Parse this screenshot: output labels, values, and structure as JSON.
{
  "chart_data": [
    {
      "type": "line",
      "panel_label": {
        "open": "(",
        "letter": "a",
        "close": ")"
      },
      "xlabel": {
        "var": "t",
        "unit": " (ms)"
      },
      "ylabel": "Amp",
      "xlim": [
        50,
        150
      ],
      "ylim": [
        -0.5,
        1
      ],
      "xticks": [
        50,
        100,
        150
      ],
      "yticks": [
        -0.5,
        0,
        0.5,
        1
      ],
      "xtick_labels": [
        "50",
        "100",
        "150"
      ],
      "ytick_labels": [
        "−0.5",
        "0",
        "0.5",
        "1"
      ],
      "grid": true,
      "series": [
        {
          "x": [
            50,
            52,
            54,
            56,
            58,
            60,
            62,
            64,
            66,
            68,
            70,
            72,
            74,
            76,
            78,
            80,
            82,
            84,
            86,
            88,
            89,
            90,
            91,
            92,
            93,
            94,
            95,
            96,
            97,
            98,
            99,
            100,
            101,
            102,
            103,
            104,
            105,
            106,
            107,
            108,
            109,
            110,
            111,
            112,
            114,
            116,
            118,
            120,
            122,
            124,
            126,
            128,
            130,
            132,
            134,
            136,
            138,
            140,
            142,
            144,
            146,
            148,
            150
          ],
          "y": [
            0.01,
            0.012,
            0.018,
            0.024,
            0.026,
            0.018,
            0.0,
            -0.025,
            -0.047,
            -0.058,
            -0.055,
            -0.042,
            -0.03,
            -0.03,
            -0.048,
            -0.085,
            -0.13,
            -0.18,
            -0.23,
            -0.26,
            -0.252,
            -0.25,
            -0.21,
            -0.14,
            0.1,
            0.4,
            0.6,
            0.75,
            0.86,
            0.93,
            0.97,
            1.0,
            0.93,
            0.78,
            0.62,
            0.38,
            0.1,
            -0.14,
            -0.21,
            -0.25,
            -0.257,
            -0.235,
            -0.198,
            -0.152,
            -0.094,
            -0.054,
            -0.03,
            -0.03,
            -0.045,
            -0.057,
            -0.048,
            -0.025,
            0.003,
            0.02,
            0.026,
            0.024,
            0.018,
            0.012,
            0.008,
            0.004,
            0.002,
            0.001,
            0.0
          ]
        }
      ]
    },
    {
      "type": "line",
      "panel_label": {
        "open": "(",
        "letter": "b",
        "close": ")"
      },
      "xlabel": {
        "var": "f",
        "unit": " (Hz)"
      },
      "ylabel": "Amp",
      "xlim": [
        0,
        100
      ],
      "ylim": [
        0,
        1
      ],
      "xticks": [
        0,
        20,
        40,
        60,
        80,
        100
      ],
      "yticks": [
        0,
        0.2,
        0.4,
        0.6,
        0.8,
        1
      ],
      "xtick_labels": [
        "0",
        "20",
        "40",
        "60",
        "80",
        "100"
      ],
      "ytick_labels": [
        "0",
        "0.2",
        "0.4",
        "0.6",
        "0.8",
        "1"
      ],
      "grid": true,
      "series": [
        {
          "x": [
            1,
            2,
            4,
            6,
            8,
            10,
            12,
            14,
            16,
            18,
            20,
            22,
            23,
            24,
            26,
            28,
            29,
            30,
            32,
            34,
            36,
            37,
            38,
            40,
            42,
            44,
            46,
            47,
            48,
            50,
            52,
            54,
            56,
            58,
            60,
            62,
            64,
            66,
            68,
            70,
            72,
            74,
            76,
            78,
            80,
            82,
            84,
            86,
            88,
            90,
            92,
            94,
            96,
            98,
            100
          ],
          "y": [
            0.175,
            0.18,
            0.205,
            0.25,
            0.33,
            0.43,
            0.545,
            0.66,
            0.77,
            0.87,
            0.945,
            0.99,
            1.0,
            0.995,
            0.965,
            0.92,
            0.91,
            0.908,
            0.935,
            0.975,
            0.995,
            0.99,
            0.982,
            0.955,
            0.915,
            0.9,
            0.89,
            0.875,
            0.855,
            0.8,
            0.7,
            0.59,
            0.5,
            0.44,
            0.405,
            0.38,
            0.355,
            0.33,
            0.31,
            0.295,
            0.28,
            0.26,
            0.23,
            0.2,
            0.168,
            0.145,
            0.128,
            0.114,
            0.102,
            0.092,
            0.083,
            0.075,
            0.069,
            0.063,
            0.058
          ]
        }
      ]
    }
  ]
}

◆ EXERCISE OBJECTIVE
Return every record, word for word.

◆ WRITTEN SOLUTION
Parse this screenshot: output labels, values, and structure as JSON.
{
  "chart_data": [
    {
      "type": "line",
      "panel_label": {
        "open": "(",
        "letter": "a",
        "close": ")"
      },
      "xlabel": {
        "var": "t",
        "unit": " (ms)"
      },
      "ylabel": "Amp",
      "xlim": [
        50,
        150
      ],
      "ylim": [
        -0.5,
        1
      ],
      "xticks": [
        50,
        100,
        150
      ],
      "yticks": [
        -0.5,
        0,
        0.5,
        1
      ],
      "xtick_labels": [
        "50",
        "100",
        "150"
      ],
      "ytick_labels": [
        "−0.5",
        "0",
        "0.5",
        "1"
      ],
      "grid": true,
      "series": [
        {
          "x": [
            50,
            52,
            54,
            56,
            58,
            60,
            62,
            64,
            66,
            68,
            70,
            72,
            74,
            76,
            78,
            80,
            82,
            84,
            86,
            88,
            89,
            90,
            91,
            92,
            93,
            94,
            95,
            96,
            97,
            98,
            99,
            100,
            101,
            102,
            103,
            104,
            105,
            106,
            107,
            108,
            109,
            110,
            111,
            112,
            114,
            116,
            118,
            120,
            122,
            124,
            126,
            128,
            130,
            132,
            134,
            136,
            138,
            140,
            142,
            144,
            146,
            148,
            150
          ],
          "y": [
            0.01,
            0.012,
            0.018,
            0.024,
            0.026,
            0.018,
            0.0,
            -0.025,
            -0.047,
            -0.058,
            -0.055,
            -0.042,
            -0.03,
            -0.03,
            -0.048,
            -0.085,
            -0.13,
            -0.18,
            -0.23,
            -0.26,
            -0.252,
            -0.25,
            -0.21,
            -0.14,
            0.1,
            0.4,
            0.6,
            0.75,
            0.86,
            0.93,
            0.97,
            1.0,
            0.93,
            0.78,
            0.62,
            0.38,
            0.1,
            -0.14,
            -0.21,
            -0.25,
            -0.257,
            -0.235,
            -0.198,
            -0.152,
            -0.094,
            -0.054,
            -0.03,
            -0.03,
            -0.045,
            -0.057,
            -0.048,
            -0.025,
            0.003,
            0.02,
            0.026,
            0.024,
            0.018,
            0.012,
            0.008,
            0.004,
            0.002,
            0.001,
            0.0
          ]
        }
      ]
    },
    {
      "type": "line",
      "panel_label": {
        "open": "(",
        "letter": "b",
        "close": ")"
      },
      "xlabel": {
        "var": "f",
        "unit": " (Hz)"
      },
      "ylabel": "Amp",
      "xlim": [
        0,
        100
      ],
      "ylim": [
        0,
        1
      ],
      "xticks": [
        0,
        20,
        40,
        60,
        80,
        100
      ],
      "yticks": [
        0,
        0.2,
        0.4,
        0.6,
        0.8,
        1
      ],
      "xtick_labels": [
        "0",
        "20",
        "40",
        "60",
        "80",
        "100"
      ],
      "ytick_labels": [
        "0",
        "0.2",
        "0.4",
        "0.6",
        "0.8",
        "1"
      ],
      "grid": true,
      "series": [
        {
          "x": [
            1,
            2,
            4,
            6,
            8,
            10,
            12,
            14,
            16,
            18,
            20,
            22,
            23,
            24,
            26,
            28,
            29,
            30,
            32,
            34,
            36,
            37,
            38,
            40,
            42,
            44,
            46,
            47,
            48,
            50,
            52,
            54,
            56,
            58,
            60,
            62,
            64,
            66,
            68,
            70,
            72,
            74,
            76,
            78,
            80,
            82,
            84,
            86,
            88,
            90,
            92,
            94,
            96,
            98,
            100
          ],
          "y": [
            0.175,
            0.18,
            0.205,
            0.25,
            0.33,
            0.43,
            0.545,
            0.66,
            0.77,
            0.87,
            0.945,
            0.99,
            1.0,
            0.995,
            0.965,
            0.92,
            0.91,
            0.908,
            0.935,
            0.975,
            0.995,
            0.99,
            0.982,
            0.955,
            0.915,
            0.9,
            0.89,
            0.875,
            0.855,
            0.8,
            0.7,
            0.59,
            0.5,
            0.44,
            0.405,
            0.38,
            0.355,
            0.33,
            0.31,
            0.295,
            0.28,
            0.26,
            0.23,
            0.2,
            0.168,
            0.145,
            0.128,
            0.114,
            0.102,
            0.092,
            0.083,
            0.075,
            0.069,
            0.063,
            0.058
          ]
        }
      ]
    }
  ]
}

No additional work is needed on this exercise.